(Data entries for graphics)
□ □ □

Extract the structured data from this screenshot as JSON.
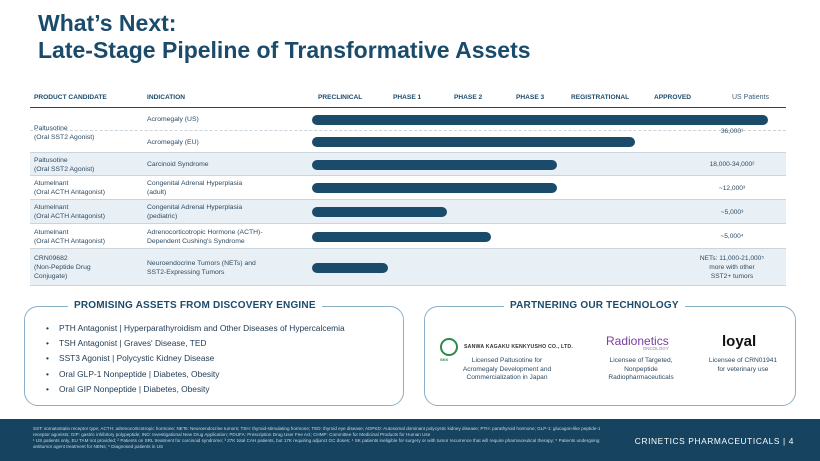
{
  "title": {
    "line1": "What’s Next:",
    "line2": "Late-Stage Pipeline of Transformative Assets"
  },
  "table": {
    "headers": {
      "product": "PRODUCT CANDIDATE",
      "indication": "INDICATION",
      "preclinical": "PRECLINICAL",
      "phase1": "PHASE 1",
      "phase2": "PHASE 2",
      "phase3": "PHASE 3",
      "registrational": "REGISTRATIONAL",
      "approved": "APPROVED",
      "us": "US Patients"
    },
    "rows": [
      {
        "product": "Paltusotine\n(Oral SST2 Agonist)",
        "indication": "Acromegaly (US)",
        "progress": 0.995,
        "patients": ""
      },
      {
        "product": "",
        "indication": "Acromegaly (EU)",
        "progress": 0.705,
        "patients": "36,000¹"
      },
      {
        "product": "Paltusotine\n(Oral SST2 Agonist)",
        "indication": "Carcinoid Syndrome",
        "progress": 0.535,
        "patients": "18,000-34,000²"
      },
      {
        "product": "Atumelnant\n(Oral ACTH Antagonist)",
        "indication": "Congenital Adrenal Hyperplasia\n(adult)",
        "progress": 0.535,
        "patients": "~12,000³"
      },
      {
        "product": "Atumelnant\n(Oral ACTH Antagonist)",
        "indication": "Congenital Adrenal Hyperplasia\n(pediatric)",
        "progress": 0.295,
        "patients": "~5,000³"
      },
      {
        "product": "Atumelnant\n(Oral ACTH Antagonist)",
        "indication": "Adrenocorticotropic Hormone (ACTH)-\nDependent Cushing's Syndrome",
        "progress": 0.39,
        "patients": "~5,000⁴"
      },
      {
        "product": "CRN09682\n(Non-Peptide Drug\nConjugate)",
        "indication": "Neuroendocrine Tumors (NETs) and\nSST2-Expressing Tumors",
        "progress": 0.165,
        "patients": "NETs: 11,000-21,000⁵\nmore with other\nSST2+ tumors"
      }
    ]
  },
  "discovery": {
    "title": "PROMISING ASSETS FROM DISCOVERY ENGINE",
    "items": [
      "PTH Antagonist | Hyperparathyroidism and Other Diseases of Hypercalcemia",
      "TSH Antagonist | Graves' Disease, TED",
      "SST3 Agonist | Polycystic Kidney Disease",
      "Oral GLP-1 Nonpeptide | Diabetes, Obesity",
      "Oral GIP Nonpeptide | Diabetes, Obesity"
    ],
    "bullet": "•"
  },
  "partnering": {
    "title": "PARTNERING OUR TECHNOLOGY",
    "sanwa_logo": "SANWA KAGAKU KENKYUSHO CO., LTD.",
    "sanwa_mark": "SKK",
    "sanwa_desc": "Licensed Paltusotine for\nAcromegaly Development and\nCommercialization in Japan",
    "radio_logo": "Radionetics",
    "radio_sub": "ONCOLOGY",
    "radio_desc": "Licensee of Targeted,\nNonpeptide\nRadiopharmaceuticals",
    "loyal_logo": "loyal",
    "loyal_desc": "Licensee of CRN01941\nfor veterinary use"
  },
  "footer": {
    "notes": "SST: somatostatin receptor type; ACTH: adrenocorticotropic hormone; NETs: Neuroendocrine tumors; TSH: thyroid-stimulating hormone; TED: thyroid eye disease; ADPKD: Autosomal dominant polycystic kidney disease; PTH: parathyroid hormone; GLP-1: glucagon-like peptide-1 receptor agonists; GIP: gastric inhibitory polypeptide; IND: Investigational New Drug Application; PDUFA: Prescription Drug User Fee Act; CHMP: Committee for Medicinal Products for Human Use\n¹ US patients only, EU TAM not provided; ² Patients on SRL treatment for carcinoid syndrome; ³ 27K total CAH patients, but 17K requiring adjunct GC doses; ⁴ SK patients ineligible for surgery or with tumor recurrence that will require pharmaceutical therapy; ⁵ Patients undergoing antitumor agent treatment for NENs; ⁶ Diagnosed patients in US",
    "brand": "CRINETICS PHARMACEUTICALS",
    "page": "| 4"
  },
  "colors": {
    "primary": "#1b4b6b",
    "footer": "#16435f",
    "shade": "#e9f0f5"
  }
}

□ □ □

→ WORK INSTRUCTION:
Set apart and copy each line of the records that holds the word "indication".

→ YOUR RESPONSE:
      "indication": "INDICATION",
        "indication": "Acromegaly (US)",
        "indication": "Acromegaly (EU)",
        "indication": "Carcinoid Syndrome",
        "indication": "Congenital Adrenal Hyperplasia\n(adult)",
        "indication": "Congenital Adrenal Hyperplasia\n(pediatric)",
        "indication": "Adrenocorticotropic Hormone (ACTH)-\nDependent Cushing's Syndrome",
        "indication": "Neuroendocrine Tumors (NETs) and\nSST2-Expressing Tumors",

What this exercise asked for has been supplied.